What you need to do: Gather up the lines with the word "image" in them.

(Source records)
>> Start

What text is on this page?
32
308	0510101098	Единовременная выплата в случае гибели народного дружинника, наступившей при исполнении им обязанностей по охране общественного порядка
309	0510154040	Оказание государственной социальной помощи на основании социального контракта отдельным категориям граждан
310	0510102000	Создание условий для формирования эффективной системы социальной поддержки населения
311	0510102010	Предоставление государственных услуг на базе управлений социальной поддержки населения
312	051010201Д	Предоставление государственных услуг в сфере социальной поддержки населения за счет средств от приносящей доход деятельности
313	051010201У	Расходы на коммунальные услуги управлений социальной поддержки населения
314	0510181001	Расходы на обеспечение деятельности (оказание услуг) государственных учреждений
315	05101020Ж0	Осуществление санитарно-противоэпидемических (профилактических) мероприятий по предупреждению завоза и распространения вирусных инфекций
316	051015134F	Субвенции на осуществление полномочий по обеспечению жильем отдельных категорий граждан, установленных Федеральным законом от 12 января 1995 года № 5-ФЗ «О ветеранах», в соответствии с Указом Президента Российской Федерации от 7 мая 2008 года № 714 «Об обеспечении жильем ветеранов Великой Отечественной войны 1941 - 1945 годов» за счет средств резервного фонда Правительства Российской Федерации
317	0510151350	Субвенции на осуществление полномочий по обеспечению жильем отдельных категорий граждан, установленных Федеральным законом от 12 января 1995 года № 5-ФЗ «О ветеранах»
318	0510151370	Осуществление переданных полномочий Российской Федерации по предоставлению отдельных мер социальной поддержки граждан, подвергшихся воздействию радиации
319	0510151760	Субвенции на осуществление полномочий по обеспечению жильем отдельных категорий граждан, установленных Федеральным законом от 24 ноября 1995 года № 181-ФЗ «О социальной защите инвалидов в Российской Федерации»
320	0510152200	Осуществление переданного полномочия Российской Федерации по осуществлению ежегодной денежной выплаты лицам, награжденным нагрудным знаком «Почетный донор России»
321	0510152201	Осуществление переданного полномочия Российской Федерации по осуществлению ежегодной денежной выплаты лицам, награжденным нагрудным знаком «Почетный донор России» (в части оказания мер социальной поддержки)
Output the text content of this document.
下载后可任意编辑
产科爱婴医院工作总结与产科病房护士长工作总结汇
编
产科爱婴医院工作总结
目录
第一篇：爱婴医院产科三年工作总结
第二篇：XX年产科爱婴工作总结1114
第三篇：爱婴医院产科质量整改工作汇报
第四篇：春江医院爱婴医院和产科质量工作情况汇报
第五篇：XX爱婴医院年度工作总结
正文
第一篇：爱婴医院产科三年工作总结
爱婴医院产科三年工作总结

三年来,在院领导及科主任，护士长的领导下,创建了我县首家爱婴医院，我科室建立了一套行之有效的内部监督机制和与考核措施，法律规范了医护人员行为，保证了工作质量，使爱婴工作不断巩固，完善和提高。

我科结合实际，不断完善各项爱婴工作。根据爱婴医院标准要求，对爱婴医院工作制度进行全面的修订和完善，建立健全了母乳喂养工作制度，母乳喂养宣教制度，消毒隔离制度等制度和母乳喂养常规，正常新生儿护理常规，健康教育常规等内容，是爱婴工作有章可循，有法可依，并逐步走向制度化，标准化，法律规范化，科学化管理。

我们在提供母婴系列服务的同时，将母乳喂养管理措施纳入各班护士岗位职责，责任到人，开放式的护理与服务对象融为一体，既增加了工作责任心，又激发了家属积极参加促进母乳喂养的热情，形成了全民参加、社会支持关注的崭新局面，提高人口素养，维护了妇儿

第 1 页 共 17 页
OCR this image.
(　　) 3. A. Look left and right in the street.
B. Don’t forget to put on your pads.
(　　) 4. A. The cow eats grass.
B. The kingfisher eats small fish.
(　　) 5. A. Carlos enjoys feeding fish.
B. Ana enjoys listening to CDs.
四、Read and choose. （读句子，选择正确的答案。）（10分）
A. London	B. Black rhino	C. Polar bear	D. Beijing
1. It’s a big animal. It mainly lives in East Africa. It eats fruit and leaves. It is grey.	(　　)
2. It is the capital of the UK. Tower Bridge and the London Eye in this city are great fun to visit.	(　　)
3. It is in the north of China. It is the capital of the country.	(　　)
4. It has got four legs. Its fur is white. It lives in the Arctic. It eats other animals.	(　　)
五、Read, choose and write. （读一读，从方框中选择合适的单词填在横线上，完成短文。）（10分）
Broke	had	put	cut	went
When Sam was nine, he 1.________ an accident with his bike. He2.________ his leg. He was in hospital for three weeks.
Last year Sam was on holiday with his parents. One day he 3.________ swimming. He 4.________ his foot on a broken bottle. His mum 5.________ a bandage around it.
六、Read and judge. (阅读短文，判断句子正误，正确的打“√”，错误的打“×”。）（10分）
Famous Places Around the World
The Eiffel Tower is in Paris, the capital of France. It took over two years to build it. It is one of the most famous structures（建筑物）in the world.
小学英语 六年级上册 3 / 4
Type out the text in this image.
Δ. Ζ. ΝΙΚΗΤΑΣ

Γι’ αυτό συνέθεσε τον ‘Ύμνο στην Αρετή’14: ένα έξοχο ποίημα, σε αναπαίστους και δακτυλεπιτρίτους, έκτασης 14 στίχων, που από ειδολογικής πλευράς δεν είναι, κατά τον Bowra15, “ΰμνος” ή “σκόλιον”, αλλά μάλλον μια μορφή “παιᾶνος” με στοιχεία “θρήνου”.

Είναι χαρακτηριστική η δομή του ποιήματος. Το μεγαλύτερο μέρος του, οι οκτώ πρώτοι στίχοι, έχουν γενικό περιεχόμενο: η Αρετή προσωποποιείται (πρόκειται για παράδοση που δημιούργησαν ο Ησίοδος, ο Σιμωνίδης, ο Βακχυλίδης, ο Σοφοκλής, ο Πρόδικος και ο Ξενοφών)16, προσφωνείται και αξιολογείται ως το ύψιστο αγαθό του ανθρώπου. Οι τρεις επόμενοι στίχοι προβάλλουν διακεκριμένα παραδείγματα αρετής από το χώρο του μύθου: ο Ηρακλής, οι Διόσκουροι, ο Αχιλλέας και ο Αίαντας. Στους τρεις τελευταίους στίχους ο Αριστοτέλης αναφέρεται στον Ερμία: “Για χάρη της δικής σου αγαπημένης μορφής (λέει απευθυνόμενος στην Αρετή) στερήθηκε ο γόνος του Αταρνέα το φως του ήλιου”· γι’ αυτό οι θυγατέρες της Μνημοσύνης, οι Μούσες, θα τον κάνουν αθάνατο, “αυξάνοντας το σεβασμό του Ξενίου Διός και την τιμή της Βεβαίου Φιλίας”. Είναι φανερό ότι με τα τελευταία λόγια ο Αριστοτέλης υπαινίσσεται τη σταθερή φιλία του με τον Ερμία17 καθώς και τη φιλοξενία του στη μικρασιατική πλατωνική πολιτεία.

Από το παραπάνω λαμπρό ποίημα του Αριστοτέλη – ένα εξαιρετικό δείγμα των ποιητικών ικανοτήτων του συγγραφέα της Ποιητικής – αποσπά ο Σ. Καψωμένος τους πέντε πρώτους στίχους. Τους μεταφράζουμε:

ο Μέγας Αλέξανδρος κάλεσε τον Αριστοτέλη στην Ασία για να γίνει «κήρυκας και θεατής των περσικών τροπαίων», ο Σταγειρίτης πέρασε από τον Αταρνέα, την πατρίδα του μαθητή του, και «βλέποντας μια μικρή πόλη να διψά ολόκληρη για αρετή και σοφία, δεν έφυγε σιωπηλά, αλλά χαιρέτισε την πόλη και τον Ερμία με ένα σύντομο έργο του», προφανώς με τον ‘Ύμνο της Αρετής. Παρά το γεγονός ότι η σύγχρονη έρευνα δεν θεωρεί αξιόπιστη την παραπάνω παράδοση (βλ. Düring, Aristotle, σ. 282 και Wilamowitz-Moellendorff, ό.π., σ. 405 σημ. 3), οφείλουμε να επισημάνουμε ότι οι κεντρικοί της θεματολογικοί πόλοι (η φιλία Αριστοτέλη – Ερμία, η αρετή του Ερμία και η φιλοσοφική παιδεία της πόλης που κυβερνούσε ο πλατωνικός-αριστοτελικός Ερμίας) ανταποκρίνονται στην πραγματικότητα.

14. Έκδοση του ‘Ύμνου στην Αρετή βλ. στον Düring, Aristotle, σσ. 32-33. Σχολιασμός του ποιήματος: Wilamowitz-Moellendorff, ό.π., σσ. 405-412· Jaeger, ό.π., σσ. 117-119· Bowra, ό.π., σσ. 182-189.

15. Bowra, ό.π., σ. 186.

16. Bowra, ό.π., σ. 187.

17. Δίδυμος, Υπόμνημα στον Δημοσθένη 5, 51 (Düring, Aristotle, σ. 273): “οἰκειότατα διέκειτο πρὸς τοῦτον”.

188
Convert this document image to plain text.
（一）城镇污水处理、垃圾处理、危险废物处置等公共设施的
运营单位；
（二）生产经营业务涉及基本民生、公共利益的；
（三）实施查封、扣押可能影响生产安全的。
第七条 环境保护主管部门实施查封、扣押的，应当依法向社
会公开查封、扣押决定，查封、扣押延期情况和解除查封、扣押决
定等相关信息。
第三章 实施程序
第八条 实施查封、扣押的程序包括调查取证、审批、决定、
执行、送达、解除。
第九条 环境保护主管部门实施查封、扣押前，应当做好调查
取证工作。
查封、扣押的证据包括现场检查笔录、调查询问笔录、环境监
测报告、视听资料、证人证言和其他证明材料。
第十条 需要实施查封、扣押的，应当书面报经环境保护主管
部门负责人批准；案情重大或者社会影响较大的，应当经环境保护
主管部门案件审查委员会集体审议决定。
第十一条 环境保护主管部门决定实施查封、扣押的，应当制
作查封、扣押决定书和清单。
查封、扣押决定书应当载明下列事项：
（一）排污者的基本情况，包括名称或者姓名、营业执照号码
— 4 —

>> End

Output of the exercise:
OCR this image.
Type out the text in this image.
Convert this document image to plain text.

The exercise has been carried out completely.